Set problem:
Identify and copy all lines of the material where the string "type" is found.
* begin Records for this task *
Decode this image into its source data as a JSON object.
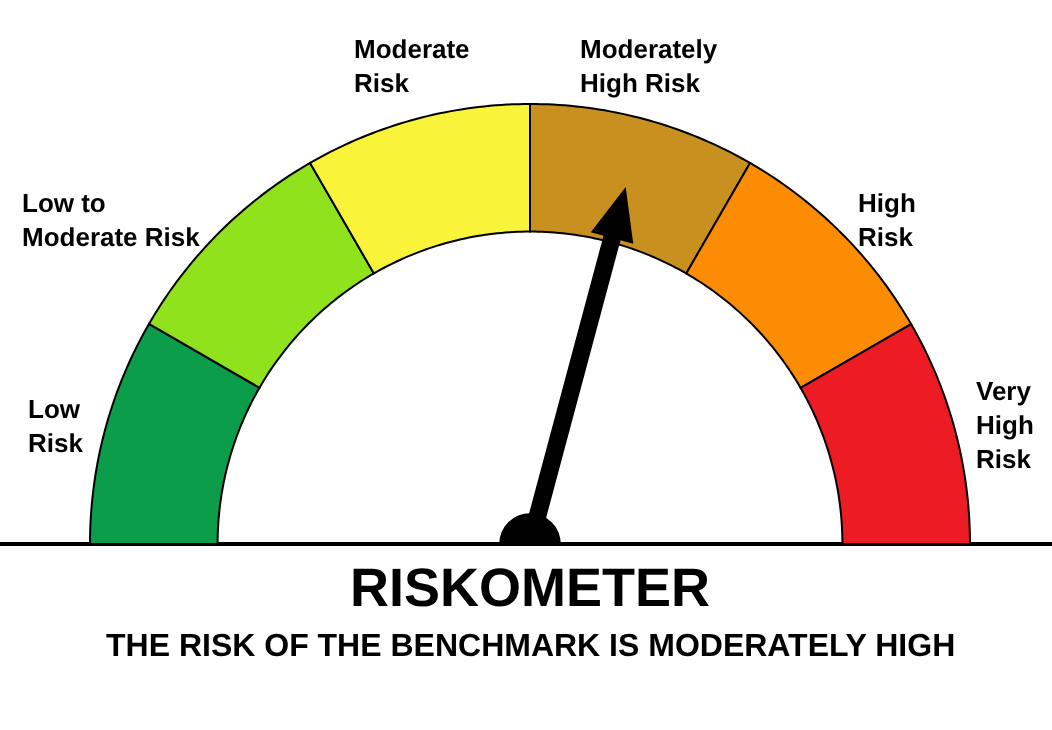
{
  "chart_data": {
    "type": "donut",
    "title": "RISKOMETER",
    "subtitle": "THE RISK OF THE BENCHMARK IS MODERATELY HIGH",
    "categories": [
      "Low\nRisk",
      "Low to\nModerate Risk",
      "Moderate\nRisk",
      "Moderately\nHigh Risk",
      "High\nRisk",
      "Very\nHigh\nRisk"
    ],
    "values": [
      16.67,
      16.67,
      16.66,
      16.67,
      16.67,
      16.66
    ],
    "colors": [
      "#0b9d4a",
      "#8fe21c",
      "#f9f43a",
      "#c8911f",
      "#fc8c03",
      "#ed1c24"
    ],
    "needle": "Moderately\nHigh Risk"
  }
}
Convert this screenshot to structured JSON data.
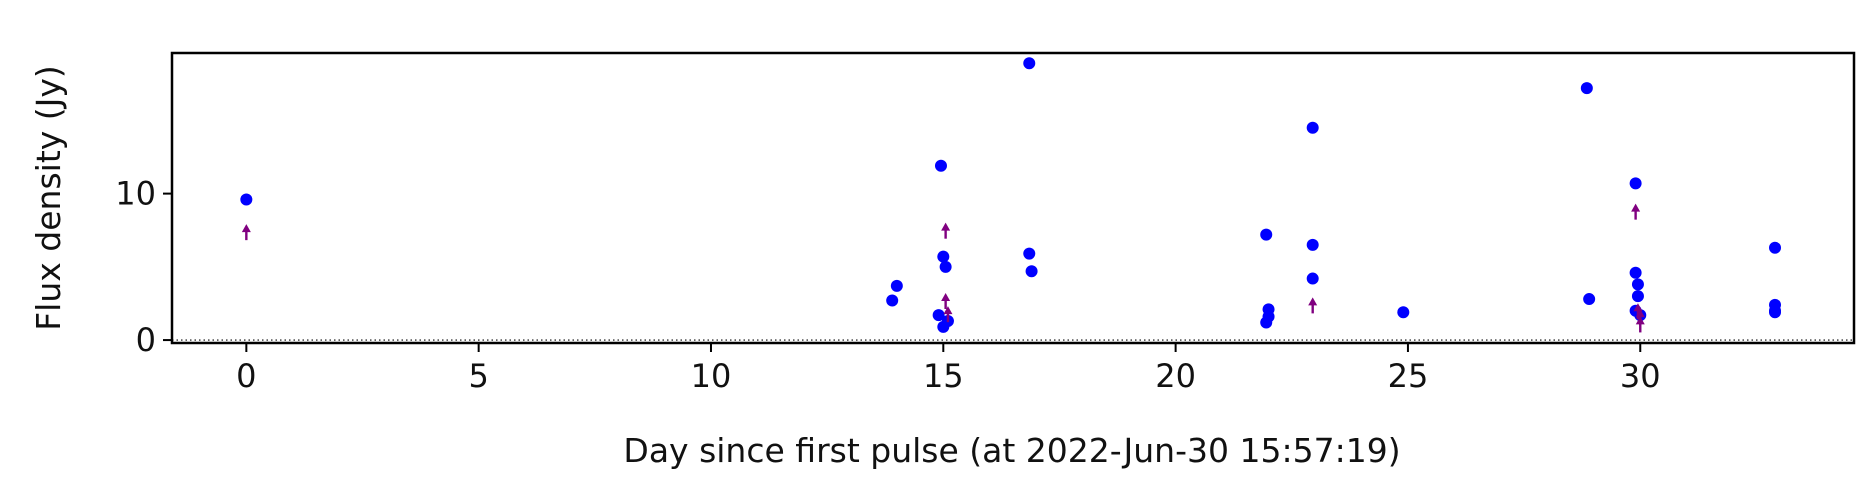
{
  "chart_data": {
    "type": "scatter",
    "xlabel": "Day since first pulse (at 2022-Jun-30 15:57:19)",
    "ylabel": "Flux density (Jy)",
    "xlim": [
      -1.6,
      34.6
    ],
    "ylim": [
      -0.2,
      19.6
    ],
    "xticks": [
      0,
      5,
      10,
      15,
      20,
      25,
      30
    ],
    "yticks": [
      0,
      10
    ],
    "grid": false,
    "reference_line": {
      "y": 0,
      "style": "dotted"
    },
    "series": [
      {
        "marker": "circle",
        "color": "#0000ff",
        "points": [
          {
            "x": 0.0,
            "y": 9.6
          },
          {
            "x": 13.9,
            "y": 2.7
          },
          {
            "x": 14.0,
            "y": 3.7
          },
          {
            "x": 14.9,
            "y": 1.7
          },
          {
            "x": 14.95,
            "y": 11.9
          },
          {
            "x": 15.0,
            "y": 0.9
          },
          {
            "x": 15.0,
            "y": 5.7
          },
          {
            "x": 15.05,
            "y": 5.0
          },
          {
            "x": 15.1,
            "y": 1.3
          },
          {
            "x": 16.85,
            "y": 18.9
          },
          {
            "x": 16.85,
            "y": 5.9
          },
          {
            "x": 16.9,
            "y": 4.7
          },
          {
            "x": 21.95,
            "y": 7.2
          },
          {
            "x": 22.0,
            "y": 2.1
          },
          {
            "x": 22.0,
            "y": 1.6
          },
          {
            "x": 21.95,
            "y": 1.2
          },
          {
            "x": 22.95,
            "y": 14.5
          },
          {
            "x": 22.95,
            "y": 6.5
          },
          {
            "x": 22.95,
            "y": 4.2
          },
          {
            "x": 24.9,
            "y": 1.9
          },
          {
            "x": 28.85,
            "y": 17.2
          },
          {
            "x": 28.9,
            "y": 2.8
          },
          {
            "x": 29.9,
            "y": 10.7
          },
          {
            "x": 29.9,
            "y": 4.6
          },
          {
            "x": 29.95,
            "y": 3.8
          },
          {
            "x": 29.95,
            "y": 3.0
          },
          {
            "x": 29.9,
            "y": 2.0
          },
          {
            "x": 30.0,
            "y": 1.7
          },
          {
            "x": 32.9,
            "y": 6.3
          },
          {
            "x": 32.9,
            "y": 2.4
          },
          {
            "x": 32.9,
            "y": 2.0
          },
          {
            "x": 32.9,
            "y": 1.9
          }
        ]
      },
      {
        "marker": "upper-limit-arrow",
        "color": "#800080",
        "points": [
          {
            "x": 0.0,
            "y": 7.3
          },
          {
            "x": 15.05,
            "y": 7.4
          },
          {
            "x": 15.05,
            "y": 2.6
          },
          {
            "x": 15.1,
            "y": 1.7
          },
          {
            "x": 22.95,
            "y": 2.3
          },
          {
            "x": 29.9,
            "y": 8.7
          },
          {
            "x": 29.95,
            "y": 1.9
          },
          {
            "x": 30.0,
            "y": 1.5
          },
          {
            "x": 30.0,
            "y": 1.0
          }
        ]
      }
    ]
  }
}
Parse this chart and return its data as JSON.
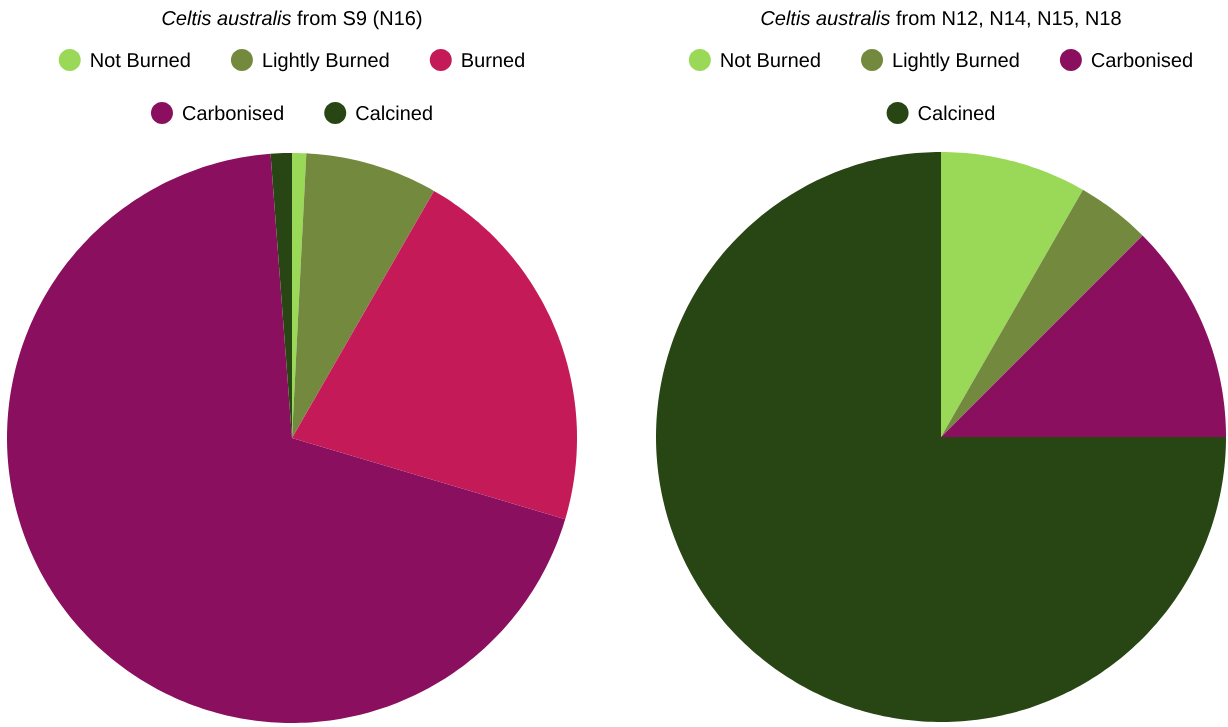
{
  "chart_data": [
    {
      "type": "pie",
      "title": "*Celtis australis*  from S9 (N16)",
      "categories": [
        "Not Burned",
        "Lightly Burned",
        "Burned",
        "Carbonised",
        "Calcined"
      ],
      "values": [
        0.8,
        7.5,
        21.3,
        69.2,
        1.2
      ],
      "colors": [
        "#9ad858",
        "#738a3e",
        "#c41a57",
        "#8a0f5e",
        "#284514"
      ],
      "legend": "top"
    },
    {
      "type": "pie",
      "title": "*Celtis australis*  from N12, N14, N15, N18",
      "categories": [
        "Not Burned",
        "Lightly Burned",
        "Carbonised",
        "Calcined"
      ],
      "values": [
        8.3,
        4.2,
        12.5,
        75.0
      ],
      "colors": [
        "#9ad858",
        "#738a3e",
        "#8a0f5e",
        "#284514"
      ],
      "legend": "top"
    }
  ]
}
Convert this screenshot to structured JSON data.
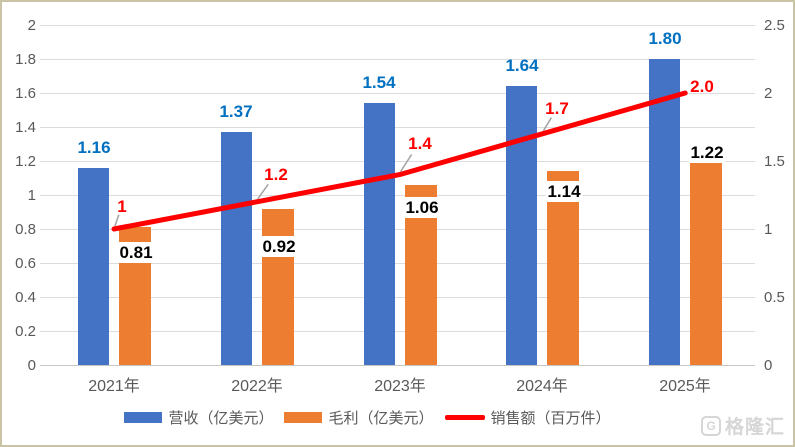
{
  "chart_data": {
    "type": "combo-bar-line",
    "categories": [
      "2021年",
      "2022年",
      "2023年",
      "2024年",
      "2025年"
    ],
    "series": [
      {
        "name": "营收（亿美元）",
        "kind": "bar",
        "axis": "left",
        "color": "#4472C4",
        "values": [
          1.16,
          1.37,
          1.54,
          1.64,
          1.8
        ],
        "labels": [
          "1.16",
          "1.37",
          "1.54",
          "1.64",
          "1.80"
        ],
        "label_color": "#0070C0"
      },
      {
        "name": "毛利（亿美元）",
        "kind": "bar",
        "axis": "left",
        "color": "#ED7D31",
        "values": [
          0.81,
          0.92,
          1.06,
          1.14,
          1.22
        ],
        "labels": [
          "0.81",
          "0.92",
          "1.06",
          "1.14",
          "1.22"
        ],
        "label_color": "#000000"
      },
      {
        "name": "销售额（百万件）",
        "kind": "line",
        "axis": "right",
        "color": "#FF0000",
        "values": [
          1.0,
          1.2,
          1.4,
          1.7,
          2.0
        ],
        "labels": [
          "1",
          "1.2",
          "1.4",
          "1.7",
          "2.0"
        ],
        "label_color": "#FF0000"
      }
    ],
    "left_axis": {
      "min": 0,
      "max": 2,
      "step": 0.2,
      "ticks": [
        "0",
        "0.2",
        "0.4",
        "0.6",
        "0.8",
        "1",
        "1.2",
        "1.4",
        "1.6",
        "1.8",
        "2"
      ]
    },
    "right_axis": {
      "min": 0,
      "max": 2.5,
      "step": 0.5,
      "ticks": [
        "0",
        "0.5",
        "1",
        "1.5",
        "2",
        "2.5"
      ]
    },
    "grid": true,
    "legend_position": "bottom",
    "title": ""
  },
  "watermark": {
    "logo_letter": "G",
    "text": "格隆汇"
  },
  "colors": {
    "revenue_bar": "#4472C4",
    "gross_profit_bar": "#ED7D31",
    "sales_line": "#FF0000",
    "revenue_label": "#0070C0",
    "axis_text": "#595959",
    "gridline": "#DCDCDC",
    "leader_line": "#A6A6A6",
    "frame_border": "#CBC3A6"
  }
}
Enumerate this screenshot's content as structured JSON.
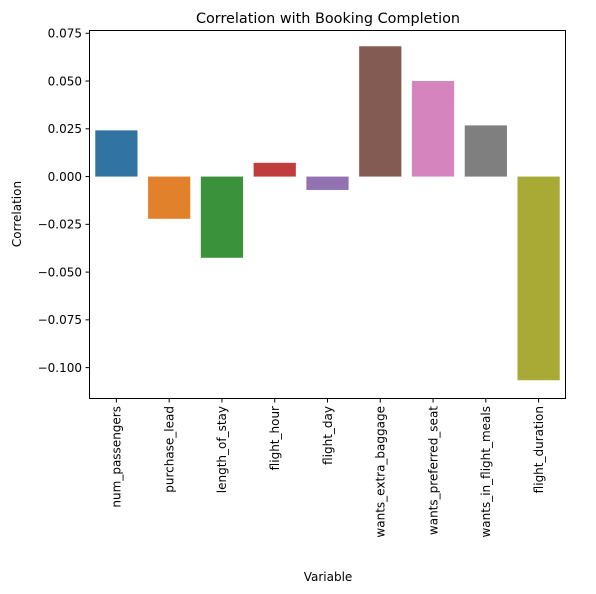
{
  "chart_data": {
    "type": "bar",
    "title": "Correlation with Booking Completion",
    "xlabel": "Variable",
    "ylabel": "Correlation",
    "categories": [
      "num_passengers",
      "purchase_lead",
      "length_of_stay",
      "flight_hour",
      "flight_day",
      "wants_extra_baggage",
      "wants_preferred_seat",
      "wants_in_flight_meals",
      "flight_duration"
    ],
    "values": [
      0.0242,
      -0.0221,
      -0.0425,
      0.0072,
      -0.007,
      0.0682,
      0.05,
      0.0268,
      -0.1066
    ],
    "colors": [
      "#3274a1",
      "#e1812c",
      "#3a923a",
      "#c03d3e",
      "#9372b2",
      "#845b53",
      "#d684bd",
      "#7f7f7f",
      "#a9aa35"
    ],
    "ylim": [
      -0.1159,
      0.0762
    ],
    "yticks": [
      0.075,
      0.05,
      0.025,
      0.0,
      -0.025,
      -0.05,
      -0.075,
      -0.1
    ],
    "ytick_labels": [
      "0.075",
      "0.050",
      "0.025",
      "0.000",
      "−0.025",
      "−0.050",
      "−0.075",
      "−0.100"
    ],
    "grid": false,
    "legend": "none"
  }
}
* end Records for this task *
The solution:
    "type": "donut",
    "type": "scatter",
      "type": "pie",
      "type": "pie",
    "type": "combo-bar-line",
    "type": "bar",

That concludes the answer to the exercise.